— Begin DATA —

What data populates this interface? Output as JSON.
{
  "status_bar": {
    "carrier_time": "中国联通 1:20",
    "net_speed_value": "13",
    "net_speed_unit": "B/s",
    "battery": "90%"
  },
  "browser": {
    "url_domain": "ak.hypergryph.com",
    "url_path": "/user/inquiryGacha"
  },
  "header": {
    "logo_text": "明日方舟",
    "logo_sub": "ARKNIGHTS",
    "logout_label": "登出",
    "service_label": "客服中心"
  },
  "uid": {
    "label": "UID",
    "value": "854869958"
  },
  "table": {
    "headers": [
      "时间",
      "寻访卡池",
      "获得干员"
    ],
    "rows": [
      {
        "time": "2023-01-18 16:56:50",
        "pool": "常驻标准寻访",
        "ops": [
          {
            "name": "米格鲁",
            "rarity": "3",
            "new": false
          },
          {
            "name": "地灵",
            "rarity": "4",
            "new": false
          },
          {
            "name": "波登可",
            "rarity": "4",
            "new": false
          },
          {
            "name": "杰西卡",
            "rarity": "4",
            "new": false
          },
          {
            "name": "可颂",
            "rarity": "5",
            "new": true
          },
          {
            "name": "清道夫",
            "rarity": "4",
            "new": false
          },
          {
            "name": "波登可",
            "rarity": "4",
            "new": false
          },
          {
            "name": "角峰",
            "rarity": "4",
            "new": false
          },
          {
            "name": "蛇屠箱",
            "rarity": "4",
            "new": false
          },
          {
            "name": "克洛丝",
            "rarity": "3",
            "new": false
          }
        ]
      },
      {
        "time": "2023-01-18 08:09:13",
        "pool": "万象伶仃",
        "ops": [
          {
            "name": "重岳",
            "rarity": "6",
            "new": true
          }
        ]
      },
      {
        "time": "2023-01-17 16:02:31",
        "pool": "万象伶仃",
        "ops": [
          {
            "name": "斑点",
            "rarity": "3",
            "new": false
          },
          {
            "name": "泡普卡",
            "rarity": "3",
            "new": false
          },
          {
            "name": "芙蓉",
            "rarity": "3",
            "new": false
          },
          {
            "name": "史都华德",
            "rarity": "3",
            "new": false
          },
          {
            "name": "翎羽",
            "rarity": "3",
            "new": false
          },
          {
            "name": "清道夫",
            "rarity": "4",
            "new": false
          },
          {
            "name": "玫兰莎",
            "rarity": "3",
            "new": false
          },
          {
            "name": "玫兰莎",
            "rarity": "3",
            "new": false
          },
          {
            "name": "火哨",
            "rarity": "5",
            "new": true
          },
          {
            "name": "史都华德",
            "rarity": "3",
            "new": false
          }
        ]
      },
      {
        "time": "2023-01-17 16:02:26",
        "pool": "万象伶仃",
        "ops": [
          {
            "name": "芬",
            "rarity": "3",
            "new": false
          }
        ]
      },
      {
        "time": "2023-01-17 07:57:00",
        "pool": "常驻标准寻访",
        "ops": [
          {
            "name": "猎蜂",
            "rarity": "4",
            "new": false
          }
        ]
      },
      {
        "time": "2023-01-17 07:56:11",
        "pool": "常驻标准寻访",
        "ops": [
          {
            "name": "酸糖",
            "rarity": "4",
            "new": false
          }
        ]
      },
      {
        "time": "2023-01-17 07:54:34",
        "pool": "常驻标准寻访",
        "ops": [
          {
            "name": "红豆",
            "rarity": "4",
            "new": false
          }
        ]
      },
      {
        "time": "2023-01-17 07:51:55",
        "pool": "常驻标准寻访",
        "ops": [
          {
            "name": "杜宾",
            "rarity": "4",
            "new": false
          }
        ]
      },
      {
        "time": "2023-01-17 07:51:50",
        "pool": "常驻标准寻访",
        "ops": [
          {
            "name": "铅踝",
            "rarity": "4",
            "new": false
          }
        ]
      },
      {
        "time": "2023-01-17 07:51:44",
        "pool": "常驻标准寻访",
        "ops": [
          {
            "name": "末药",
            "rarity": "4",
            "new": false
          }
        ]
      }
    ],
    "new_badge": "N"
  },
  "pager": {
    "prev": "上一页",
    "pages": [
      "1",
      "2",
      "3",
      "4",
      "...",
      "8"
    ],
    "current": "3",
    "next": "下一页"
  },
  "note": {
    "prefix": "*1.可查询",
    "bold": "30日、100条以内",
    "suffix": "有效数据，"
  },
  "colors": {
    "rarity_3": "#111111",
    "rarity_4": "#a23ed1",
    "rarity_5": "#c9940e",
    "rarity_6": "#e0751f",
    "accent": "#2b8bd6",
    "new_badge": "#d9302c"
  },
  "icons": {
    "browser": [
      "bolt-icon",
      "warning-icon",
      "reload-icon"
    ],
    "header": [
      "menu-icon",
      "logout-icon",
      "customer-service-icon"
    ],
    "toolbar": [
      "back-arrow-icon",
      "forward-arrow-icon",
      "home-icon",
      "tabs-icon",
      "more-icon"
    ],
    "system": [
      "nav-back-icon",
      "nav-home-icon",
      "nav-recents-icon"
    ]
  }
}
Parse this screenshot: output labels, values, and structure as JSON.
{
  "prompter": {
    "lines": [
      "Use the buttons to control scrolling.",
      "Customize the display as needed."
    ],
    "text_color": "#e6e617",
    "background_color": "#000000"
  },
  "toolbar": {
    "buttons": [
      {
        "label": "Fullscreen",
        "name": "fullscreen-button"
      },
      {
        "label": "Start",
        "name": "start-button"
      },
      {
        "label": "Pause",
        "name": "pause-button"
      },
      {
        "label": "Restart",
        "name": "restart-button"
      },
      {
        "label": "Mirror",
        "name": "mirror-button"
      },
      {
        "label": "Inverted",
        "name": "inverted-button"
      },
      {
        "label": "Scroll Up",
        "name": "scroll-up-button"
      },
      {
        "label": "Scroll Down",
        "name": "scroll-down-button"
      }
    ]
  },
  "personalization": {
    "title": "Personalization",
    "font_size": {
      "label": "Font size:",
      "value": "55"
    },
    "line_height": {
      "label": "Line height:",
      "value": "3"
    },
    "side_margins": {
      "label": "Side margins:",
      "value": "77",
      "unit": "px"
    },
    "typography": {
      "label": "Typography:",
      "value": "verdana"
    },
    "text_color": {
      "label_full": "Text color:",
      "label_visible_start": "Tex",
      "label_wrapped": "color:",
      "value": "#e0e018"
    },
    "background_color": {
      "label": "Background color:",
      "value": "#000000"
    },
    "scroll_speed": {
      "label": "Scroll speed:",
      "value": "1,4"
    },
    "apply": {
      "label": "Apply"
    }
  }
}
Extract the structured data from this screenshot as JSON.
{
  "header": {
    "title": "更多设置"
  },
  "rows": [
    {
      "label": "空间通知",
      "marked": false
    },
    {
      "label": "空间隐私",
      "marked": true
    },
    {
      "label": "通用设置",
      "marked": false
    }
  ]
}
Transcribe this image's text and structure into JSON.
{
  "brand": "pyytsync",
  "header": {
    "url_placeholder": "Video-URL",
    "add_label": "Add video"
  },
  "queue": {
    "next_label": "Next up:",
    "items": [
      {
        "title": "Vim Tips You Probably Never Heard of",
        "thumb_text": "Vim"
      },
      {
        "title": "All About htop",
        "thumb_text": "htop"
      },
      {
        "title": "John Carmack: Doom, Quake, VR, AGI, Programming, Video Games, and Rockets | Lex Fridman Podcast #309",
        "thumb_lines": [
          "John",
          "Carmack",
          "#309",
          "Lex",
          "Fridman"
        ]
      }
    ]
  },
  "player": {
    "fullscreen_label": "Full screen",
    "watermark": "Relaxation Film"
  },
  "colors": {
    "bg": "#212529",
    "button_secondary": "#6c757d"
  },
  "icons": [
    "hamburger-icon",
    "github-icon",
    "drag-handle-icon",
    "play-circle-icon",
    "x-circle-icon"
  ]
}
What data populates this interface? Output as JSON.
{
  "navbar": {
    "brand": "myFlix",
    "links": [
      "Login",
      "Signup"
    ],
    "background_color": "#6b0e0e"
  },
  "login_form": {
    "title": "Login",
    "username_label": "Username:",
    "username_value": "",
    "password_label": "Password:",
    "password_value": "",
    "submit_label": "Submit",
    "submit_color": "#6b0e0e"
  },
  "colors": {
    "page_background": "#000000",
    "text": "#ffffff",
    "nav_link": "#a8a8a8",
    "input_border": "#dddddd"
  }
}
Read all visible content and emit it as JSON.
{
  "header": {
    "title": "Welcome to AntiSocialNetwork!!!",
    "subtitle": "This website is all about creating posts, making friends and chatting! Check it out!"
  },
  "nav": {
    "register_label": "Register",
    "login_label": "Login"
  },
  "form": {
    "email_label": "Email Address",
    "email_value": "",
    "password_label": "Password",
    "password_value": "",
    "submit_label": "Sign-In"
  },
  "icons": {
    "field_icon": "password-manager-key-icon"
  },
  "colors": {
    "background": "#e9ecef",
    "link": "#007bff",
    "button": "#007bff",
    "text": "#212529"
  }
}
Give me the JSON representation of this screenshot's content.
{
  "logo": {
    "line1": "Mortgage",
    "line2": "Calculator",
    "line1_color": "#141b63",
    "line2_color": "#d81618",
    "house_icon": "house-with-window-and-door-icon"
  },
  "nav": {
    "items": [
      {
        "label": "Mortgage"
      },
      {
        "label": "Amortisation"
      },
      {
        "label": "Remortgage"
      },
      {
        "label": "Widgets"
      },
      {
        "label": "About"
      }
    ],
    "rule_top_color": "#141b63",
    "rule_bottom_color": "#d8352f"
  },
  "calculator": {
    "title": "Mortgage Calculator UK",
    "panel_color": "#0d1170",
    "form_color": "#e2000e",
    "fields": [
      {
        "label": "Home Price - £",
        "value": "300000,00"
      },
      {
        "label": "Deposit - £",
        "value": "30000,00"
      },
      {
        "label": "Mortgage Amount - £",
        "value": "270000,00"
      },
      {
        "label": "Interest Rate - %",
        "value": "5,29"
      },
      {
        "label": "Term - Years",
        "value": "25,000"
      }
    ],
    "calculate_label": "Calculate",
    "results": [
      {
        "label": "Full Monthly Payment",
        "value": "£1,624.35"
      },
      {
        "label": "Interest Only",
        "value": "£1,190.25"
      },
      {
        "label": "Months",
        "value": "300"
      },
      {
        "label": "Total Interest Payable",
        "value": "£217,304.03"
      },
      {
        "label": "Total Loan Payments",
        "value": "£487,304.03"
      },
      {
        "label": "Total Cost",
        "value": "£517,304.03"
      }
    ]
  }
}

— End DATA —

* WHAT NEEDS TO BE DONE
Search the listing for the word "screenshot" and return each line that holds it.

* FULL OUTPUT
Parse this screenshot: output labels, values, and structure as JSON.
Extract the structured data from this screenshot as JSON.
Give me the JSON representation of this screenshot's content.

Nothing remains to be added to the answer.